Deux dogmes divergents

Les premiers chapitres sont consacrés à l’explication de la différence dogmatique entre chiisme et sunnisme. La division de l’islam en trois branches au lendemain de la mort de Mohamad (khâredjites, sunnites et chiites) soulignait déjà l’importance politique de la question de la succession du prophète à la tête des fidèles ; à part une position ambivalente vis-à-vis du premier calife Abou Bakr, les deux califes qui lui ont succédé, Umar et Uthmân, ne furent pas reconnus par les chiites. Ils ne reconnaissaient de légitime qu’Ali, cousin et gendre du Prophète. C’est l’origine des premières fitna, « discorde », qui manifestent deux conceptions du pouvoir en islam, tant religieux que politique. Les califats omeyyades et abbassides ne sont reconnus que par les sunnites, les chiites ayant choisi de se ranger dans la lignée des Imams descendants du prophète Ali. À la suite des conflits qui opposent entre eux les musulmans s’est développée une martyrologie chiite, conduite à partir du meurtre d’Ali par un khârédjite et la mort de Husayn, petit-fils du Prophète, face à l’Omeyyade Yazîd au cours de la bataille de Karbala.

Au IXe siècle, dans le siècle précédent la fin des Omeyyade, se bâtit le sunnisme doctrinal. En Perse, l’avènement de la dynastie séfévide propulsa d’éminents ulémas duodécimains sur le devant de la scène politique et conduisit à la conversion de la Perse au chiisme, que l’influence importante du soufisme dans le pays, inculquant l’amour d’Ali et de la famille du Prophète, avait préparée.
☆ ☆ ☆ ☆
▸ **TÂCHES À RÉALISER**
• 1. Dans le passage sur le chiisme et le sunnisme, qui est le seul que les chiites reconnaissaient comme légitime ?
• 2. Reprenez le passage sur le chiisme et le sunnisme juste après sa dernière phrase, et poursuivez-le.

Entrées d'éléments de mise en page:
☆ ☆ ☆ ☆
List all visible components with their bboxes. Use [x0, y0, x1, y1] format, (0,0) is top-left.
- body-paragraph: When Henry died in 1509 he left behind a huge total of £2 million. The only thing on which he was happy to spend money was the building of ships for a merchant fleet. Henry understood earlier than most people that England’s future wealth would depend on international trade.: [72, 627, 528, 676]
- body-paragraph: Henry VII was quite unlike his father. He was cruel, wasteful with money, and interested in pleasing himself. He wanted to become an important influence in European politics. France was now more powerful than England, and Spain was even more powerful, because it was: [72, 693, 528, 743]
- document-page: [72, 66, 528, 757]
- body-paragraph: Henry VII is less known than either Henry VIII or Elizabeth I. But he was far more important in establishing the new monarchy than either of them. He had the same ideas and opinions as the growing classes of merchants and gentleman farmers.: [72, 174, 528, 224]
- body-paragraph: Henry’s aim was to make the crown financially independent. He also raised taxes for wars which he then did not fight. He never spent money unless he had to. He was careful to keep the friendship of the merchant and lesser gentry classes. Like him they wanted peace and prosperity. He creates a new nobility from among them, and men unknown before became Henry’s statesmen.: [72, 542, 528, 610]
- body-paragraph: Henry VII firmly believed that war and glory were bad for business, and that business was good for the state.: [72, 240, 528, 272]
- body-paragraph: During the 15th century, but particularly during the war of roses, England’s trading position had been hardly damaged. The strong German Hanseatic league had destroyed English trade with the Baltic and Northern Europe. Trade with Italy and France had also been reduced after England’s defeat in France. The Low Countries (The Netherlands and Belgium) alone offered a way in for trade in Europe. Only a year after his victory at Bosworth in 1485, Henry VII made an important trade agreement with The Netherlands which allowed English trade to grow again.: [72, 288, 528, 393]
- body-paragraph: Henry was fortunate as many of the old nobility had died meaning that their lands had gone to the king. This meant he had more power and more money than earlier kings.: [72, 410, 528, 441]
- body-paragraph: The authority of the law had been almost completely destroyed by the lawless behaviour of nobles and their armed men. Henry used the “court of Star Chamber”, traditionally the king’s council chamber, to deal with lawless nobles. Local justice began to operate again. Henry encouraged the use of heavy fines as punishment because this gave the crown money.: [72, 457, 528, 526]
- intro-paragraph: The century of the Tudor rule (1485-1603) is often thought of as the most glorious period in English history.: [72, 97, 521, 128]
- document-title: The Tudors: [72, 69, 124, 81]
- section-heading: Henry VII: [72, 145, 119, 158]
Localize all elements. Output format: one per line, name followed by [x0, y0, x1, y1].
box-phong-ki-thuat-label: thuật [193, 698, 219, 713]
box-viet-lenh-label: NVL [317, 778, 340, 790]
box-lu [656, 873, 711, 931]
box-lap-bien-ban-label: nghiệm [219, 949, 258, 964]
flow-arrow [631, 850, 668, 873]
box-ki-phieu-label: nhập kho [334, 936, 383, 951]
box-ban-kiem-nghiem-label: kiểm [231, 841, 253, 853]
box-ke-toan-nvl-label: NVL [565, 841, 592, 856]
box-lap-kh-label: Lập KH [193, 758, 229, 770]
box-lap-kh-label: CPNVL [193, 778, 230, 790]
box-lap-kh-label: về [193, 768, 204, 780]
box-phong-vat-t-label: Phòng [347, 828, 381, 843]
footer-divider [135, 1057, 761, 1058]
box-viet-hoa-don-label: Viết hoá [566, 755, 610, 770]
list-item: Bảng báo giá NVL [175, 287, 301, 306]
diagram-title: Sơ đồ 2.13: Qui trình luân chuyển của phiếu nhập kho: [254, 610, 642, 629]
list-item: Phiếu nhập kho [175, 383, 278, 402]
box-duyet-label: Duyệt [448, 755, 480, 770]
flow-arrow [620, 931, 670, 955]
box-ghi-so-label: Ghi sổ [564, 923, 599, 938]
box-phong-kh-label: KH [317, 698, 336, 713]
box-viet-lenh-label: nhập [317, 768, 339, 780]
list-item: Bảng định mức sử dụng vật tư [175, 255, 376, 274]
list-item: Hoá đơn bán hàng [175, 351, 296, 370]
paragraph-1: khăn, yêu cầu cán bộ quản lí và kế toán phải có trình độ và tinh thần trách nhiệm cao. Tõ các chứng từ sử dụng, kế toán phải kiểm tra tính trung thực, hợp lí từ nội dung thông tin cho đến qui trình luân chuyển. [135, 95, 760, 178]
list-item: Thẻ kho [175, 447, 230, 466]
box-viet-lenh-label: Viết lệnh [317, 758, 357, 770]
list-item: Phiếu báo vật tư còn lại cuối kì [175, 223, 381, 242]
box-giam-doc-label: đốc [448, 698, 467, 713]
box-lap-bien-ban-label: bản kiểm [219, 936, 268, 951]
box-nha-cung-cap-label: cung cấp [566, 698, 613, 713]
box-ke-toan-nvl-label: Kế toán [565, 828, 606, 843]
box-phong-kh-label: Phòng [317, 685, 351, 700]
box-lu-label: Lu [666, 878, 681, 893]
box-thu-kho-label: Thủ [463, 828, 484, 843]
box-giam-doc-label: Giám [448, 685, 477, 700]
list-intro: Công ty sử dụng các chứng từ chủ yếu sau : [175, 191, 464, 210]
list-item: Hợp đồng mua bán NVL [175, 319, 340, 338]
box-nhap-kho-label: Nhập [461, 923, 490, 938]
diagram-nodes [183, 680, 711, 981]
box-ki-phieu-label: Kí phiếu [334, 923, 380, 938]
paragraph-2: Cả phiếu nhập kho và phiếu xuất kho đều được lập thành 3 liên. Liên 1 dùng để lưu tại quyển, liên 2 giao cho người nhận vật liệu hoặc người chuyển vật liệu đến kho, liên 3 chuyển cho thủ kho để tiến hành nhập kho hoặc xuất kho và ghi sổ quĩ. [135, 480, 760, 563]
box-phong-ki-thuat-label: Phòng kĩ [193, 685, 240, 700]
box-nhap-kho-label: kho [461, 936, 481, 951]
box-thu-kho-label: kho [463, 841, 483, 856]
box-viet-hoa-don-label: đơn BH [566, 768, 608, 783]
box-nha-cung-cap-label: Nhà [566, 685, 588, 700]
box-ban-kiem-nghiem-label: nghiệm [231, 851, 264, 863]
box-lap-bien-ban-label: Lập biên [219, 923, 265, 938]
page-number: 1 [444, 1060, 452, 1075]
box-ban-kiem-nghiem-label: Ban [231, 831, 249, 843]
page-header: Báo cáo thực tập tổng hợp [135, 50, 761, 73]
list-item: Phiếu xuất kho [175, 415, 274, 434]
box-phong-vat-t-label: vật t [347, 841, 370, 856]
☆ ☆ ☆ ☆
▸ **LES RÉPONSES**
• 1. Ali, cousin et gendre du Prophète.

• 2.
Ce qui oppose sunnisme et chiisme est d’abord dogmatique. Le choix du sunnisme fut celui de la majorité ; « c’était celui de la préservation de l’unité de la communauté, du consensus et du respect pour les dynasties en place » (p. 75) et marque sa spécificité par son réalisme politique. chiites et sunnites se rassemblent toutefois sur la version uthmânienne du Coran, même si chacune des religions est marquée par la reconnaissance de hâdiths différents. D’un point de vue politique, les divergences sont aussi observables dans le rapport entretenu à l’État : s’il est indispensable pour les sunnites de ne pas diviser la communauté et de respecter les dynasties en place, les chiites ont rapidement manifesté leur volonté de s’émanciper de la tutelle de l’État. Toutefois, « le contrôle traditionnel de l’islam par l’État, en islam sunnite, commença à être mis à mal par le réformisme musulman » (p. 99) au XIXe et au XXe siècle qui ouvrit la voie à une prise de distance du religieux par rapport au politique.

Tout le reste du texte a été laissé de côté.